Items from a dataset
[Start of section]

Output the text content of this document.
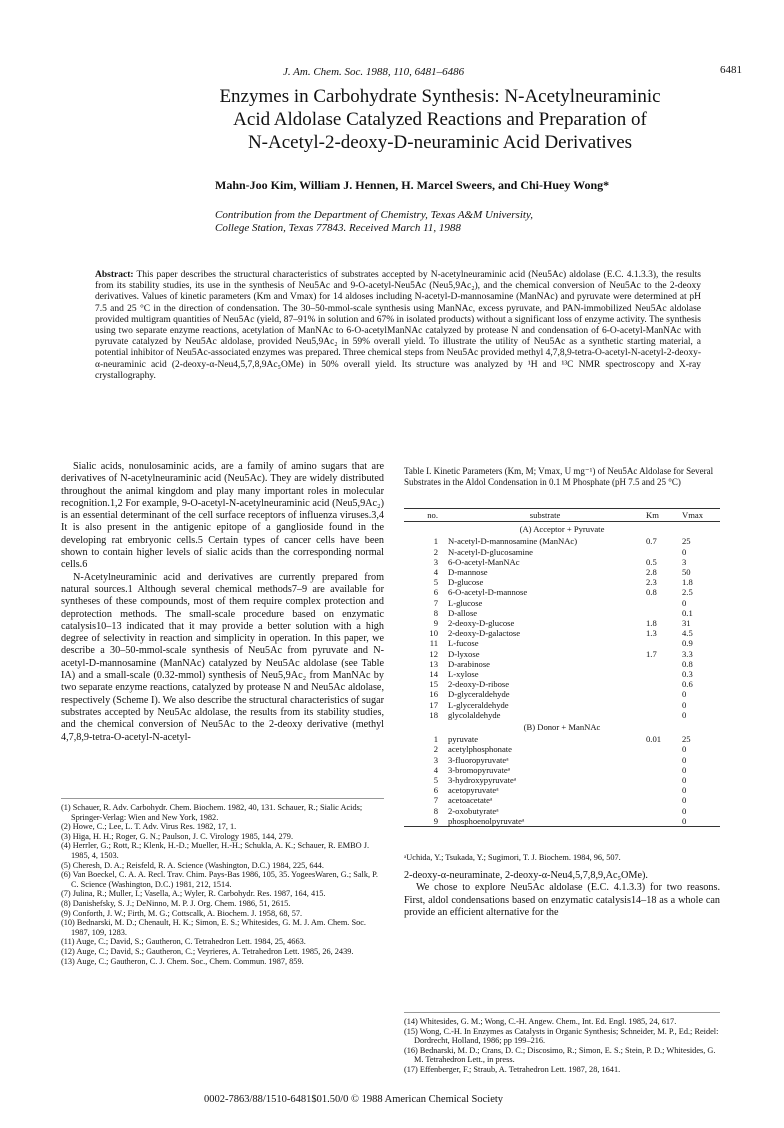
J. Am. Chem. Soc. 1988, 110, 6481–6486	6481
Enzymes in Carbohydrate Synthesis: N-Acetylneuraminic
Acid Aldolase Catalyzed Reactions and Preparation of
N-Acetyl-2-deoxy-D-neuraminic Acid Derivatives
Mahn-Joo Kim, William J. Hennen, H. Marcel Sweers, and Chi-Huey Wong*
Contribution from the Department of Chemistry, Texas A&M University,
College Station, Texas 77843. Received March 11, 1988
Abstract: This paper describes the structural characteristics of substrates accepted by N-acetylneuraminic acid (Neu5Ac) aldolase (E.C. 4.1.3.3), the results from its stability studies, its use in the synthesis of Neu5Ac and 9-O-acetyl-Neu5Ac (Neu5,9Ac₂), and the chemical conversion of Neu5Ac to the 2-deoxy derivatives. Values of kinetic parameters (Km and Vmax) for 14 aldoses including N-acetyl-D-mannosamine (ManNAc) and pyruvate were determined at pH 7.5 and 25 °C in the direction of condensation. The 30–50-mmol-scale synthesis using ManNAc, excess pyruvate, and PAN-immobilized Neu5Ac aldolase provided multigram quantities of Neu5Ac (yield, 87–91% in solution and 67% in isolated products) without a significant loss of enzyme activity. The synthesis using two separate enzyme reactions, acetylation of ManNAc to 6-O-acetylManNAc catalyzed by protease N and condensation of 6-O-acetyl-ManNAc with pyruvate catalyzed by Neu5Ac aldolase, provided Neu5,9Ac₂ in 59% overall yield. To illustrate the utility of Neu5Ac as a synthetic starting material, a potential inhibitor of Neu5Ac-associated enzymes was prepared. Three chemical steps from Neu5Ac provided methyl 4,7,8,9-tetra-O-acetyl-N-acetyl-2-deoxy-α-neuraminic acid (2-deoxy-α-Neu4,5,7,8,9Ac₅OMe) in 50% overall yield. Its structure was analyzed by ¹H and ¹³C NMR spectroscopy and X-ray crystallography.

Sialic acids, nonulosaminic acids, are a family of amino sugars that are derivatives of N-acetylneuraminic acid (Neu5Ac). They are widely distributed throughout the animal kingdom and play many important roles in molecular recognition.1,2 For example, 9-O-acetyl-N-acetylneuraminic acid (Neu5,9Ac₂) is an essential determinant of the cell surface receptors of influenza viruses.3,4 It is also present in the antigenic epitope of a ganglioside found in the developing rat embryonic cells.5 Certain types of cancer cells have been shown to contain higher levels of sialic acids than the corresponding normal cells.6

N-Acetylneuraminic acid and derivatives are currently prepared from natural sources.1 Although several chemical methods7–9 are available for syntheses of these compounds, most of them require complex protection and deprotection methods. The small-scale procedure based on enzymatic catalysis10–13 indicated that it may provide a better solution with a high degree of selectivity in reaction and simplicity in operation. In this paper, we describe a 30–50-mmol-scale synthesis of Neu5Ac from pyruvate and N-acetyl-D-mannosamine (ManNAc) catalyzed by Neu5Ac aldolase (see Table IA) and a small-scale (0.32-mmol) synthesis of Neu5,9Ac₂ from ManNAc by two separate enzyme reactions, catalyzed by protease N and Neu5Ac aldolase, respectively (Scheme I). We also describe the structural characteristics of sugar substrates accepted by Neu5Ac aldolase, the results from its stability studies, and the chemical conversion of Neu5Ac to the 2-deoxy derivative (methyl 4,7,8,9-tetra-O-acetyl-N-acetyl-

(1) Schauer, R. Adv. Carbohydr. Chem. Biochem. 1982, 40, 131. Schauer, R.; Sialic Acids; Springer-Verlag: Wien and New York, 1982.
(2) Howe, C.; Lee, L. T. Adv. Virus Res. 1982, 17, 1.
(3) Higa, H. H.; Roger, G. N.; Paulson, J. C. Virology 1985, 144, 279.
(4) Herrler, G.; Rott, R.; Klenk, H.-D.; Mueller, H.-H.; Schukla, A. K.; Schauer, R. EMBO J. 1985, 4, 1503.
(5) Cheresh, D. A.; Reisfeld, R. A. Science (Washington, D.C.) 1984, 225, 644.
(6) Van Boeckel, C. A. A. Recl. Trav. Chim. Pays-Bas 1986, 105, 35. YogeesWaren, G.; Salk, P. C. Science (Washington, D.C.) 1981, 212, 1514.
(7) Julina, R.; Muller, I.; Vasella, A.; Wyler, R. Carbohydr. Res. 1987, 164, 415.
(8) Danishefsky, S. J.; DeNinno, M. P. J. Org. Chem. 1986, 51, 2615.
(9) Conforth, J. W.; Firth, M. G.; Cottscalk, A. Biochem. J. 1958, 68, 57.
(10) Bednarski, M. D.; Chenault, H. K.; Simon, E. S.; Whitesides, G. M. J. Am. Chem. Soc. 1987, 109, 1283.
(11) Auge, C.; David, S.; Gautheron, C. Tetrahedron Lett. 1984, 25, 4663.
(12) Auge, C.; David, S.; Gautheron, C.; Veyrieres, A. Tetrahedron Lett. 1985, 26, 2439.
(13) Auge, C.; Gautheron, C. J. Chem. Soc., Chem. Commun. 1987, 859.
Table I. Kinetic Parameters (Km, M; Vmax, U mg⁻¹) of Neu5Ac Aldolase for Several Substrates in the Aldol Condensation in 0.1 M Phosphate (pH 7.5 and 25 °C)
no.	substrate	Km	Vmax
(A) Acceptor + Pyruvate			
1	N-acetyl-D-mannosamine (ManNAc)	0.7	25
2	N-acetyl-D-glucosamine		0
3	6-O-acetyl-ManNAc	0.5	3
4	D-mannose	2.8	50
5	D-glucose	2.3	1.8
6	6-O-acetyl-D-mannose	0.8	2.5
7	L-glucose		0
8	D-allose		0.1
9	2-deoxy-D-glucose	1.8	31
10	2-deoxy-D-galactose	1.3	4.5
11	L-fucose		0.9
12	D-lyxose	1.7	3.3
13	D-arabinose		0.8
14	L-xylose		0.3
15	2-deoxy-D-ribose		0.6
16	D-glyceraldehyde		0
17	L-glyceraldehyde		0
18	glycolaldehyde		0
(B) Donor + ManNAc			
1	pyruvate	0.01	25
2	acetylphosphonate		0
3	3-fluoropyruvateᵃ		0
4	3-bromopyruvateᵃ		0
5	3-hydroxypyruvateᵃ		0
6	acetopyruvateᵃ		0
7	acetoacetateᵃ		0
8	2-oxobutyrateᵃ		0
9	phosphoenolpyruvateᵃ		0
ᵃUchida, Y.; Tsukada, Y.; Sugimori, T. J. Biochem. 1984, 96, 507.

2-deoxy-α-neuraminate, 2-deoxy-α-Neu4,5,7,8,9,Ac₅OMe).

We chose to explore Neu5Ac aldolase (E.C. 4.1.3.3) for two reasons. First, aldol condensations based on enzymatic catalysis14–18 as a whole can provide an efficient alternative for the

(14) Whitesides, G. M.; Wong, C.-H. Angew. Chem., Int. Ed. Engl. 1985, 24, 617.
(15) Wong, C.-H. In Enzymes as Catalysts in Organic Synthesis; Schneider, M. P., Ed.; Reidel: Dordrecht, Holland, 1986; pp 199–216.
(16) Bednarski, M. D.; Crans, D. C.; Discosimo, R.; Simon, E. S.; Stein, P. D.; Whitesides, G. M. Tetrahedron Lett., in press.
(17) Effenberger, F.; Straub, A. Tetrahedron Lett. 1987, 28, 1641.
0002-7863/88/1510-6481$01.50/0 © 1988 American Chemical Society
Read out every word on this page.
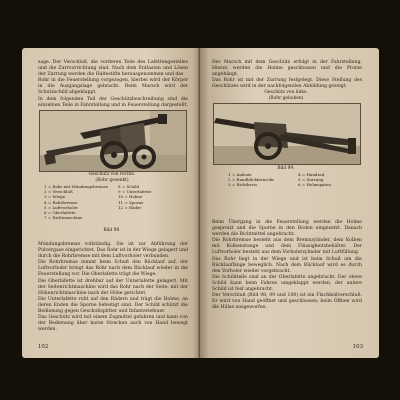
sage. Der Verschluß, die vorderen Teile des Lafettengestelles und die Zurrvorrichtung sind. Nach dem Entlasten und Lösen der Zurrung werden die Haltestifte herausgenommen und das

Rohr in die Feuerstellung vorgezogen, hierbei wird der Körper in die Ausgangslage gebracht. Beim Marsch wird der Schutzschild abgeklappt.

In dem folgenden Teil der Geschützbeschreibung sind die einzelnen Teile in Fahrstellung und in Feuerstellung dargestellt.

Geschütz von rechts.
(Rohr gesenkt)
1 = Rohr mit Mündungsbremse
2 = Verschluß
3 = Wiege
4 = Rohrbremse
5 = Luftvorholer
6 = Oberlafette
7 = Richtmaschine
8 = Schild
9 = Unterlafette
10 = Holme
11 = Sporne
12 = Räder
Bild 98.

Mündungsbremse vollständig. Sie ist zur Abführung der Pulvergase eingerichtet. Das Rohr ist in der Wiege gelagert und durch die Rohrbremse mit dem Luftvorholer verbunden.

Die Rohrbremse nimmt beim Schuß den Rücklauf auf, der Luftvorholer bringt das Rohr nach dem Rücklauf wieder in die Feuerstellung vor. Die Oberlafette trägt die Wiege.

Die Oberlafette ist drehbar auf der Unterlafette gelagert. Mit der Seitenrichtmaschine wird das Rohr nach der Seite, mit der Höhenrichtmaschine nach der Höhe gerichtet.

Die Unterlafette ruht auf den Rädern und trägt die Holme, an deren Enden die Sporne befestigt sind. Der Schild schützt die Bedienung gegen Geschoßsplitter und Infanteriefeuer.

Das Geschütz wird mit einem Zugmittel gefahren und kann von der Bedienung über kurze Strecken auch von Hand bewegt werden.

102

Der Marsch mit dem Geschütz erfolgt in der Fahrstellung. Hierzu werden die Holme geschlossen und die Protze angehängt.

Das Rohr ist mit der Zurrung festgelegt. Diese Stellung des Geschützes wird in der nachfolgenden Abbildung gezeigt.

Geschütz von links.
(Rohr gehoben)
Bild 99.
1 = Aufsatz
2 = Rundblickfernrohr
3 = Richtkreis
4 = Handrad
5 = Zurrung
6 = Holmspaten

Beim Übergang in die Feuerstellung werden die Holme gespreizt und die Sporne in den Boden eingesetzt. Danach werden die Richtmittel angebracht.

Die Rohrbremse besteht aus dem Bremszylinder, dem Kolben mit Kolbenstange und dem Flüssigkeitsbehälter. Der Luftvorholer besteht aus dem Vorholerzylinder mit Luftfüllung.

Das Rohr liegt in der Wiege und ist beim Schuß um die Rücklauflänge beweglich. Nach dem Rücklauf wird es durch den Vorholer wieder vorgebracht.

Die Schildteile sind an der Oberlafette angebracht. Der obere Schild kann beim Fahren umgeklappt werden, der untere Schild ist fest angebracht.

Der Verschluß (Bild 98, 99 und 100) ist ein Flachkeilverschluß. Er wird von Hand geöffnet und geschlossen; beim Öffnen wird die Hülse ausgeworfen.

103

[End of section]

◆ WHAT YOU SHOULD DO: Your task is to find every line above containing the word "Science" and copy it.

◆ EXERCISE RESPONSE:
(5) Cheresh, D. A.; Reisfeld, R. A. Science (Washington, D.C.) 1984, 225, 644.
(6) Van Boeckel, C. A. A. Recl. Trav. Chim. Pays-Bas 1986, 105, 35. YogeesWaren, G.; Salk, P. C. Science (Washington, D.C.) 1981, 212, 1514.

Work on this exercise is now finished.